- [TASK DIRECTIONS] Gather up every line from the entries below that uses the word "Streptococcus".

- [RECORDS SHOWN]
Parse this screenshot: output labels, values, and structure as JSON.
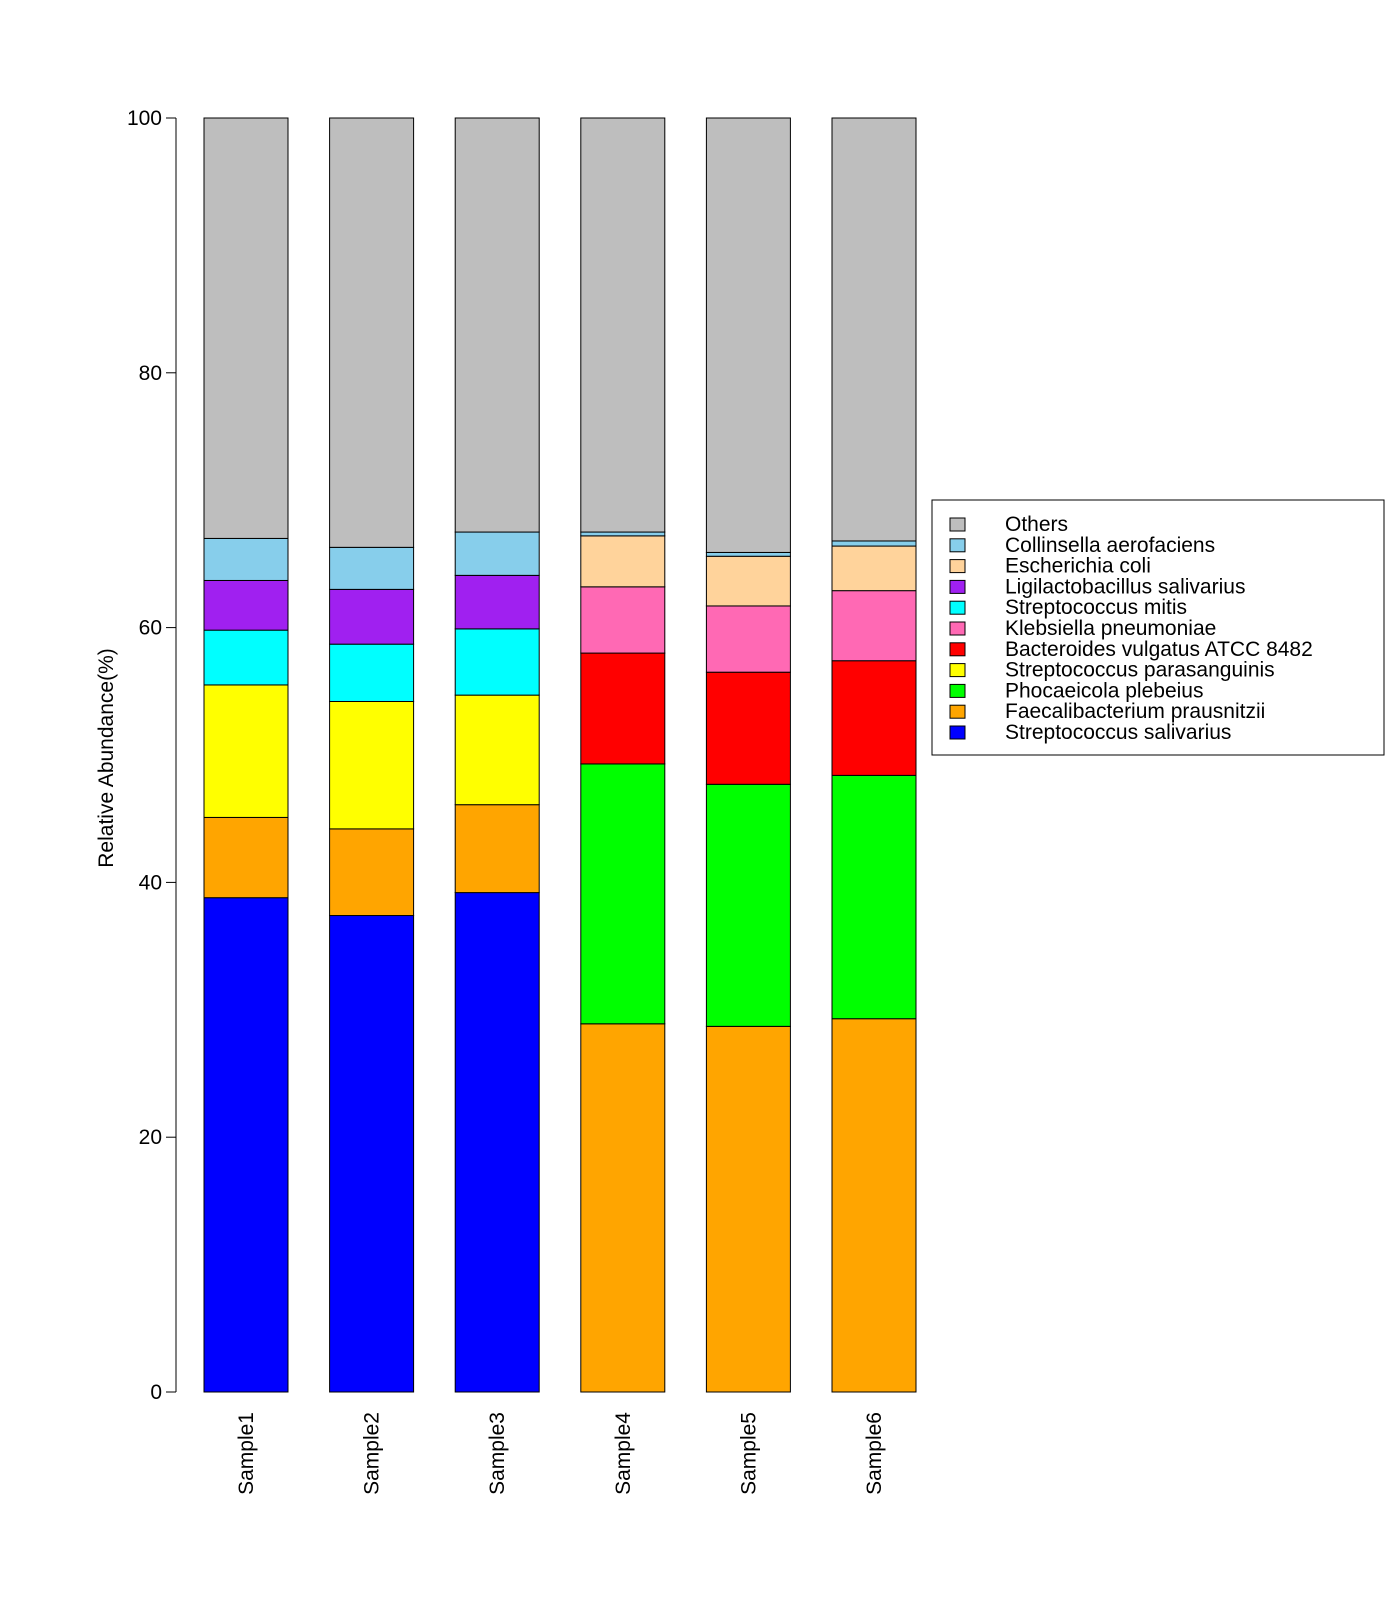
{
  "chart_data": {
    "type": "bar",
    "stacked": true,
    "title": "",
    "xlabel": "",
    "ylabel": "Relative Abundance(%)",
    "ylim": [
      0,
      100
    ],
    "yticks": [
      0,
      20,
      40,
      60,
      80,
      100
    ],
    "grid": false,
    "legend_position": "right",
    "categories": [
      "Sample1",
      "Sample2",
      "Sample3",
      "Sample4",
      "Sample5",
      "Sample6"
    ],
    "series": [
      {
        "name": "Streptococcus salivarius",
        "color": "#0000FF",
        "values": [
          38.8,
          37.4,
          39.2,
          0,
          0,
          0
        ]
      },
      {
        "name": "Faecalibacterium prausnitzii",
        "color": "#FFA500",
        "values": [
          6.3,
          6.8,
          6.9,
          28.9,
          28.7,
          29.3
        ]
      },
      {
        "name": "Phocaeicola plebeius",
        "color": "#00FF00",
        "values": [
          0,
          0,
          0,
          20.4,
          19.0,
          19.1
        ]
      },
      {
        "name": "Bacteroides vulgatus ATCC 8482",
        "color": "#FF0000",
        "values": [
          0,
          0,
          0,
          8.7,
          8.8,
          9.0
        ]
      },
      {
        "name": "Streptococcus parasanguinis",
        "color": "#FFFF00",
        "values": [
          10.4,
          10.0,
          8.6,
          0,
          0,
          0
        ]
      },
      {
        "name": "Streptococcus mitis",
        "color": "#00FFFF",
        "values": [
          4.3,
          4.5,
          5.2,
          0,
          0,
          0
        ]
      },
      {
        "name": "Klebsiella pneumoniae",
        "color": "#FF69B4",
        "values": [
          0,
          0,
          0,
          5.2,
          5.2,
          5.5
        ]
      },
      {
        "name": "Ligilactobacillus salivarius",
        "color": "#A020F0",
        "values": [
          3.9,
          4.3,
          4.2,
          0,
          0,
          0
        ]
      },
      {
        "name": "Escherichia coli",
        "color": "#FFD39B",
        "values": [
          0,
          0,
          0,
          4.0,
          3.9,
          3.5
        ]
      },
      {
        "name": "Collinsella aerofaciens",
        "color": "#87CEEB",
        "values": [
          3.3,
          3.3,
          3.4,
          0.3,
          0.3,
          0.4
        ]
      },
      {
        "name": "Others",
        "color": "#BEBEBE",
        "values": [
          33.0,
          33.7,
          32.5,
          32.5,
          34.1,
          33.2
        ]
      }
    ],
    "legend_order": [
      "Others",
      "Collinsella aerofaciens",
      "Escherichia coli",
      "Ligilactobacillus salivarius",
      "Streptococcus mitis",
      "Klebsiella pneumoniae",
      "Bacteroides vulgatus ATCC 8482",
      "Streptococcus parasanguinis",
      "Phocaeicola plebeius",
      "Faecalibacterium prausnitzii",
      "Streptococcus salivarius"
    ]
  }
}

- [WRITTEN RESPONSE]
        "name": "Streptococcus salivarius",
        "name": "Streptococcus parasanguinis",
        "name": "Streptococcus mitis",
      "Streptococcus mitis",
      "Streptococcus parasanguinis",
      "Streptococcus salivarius"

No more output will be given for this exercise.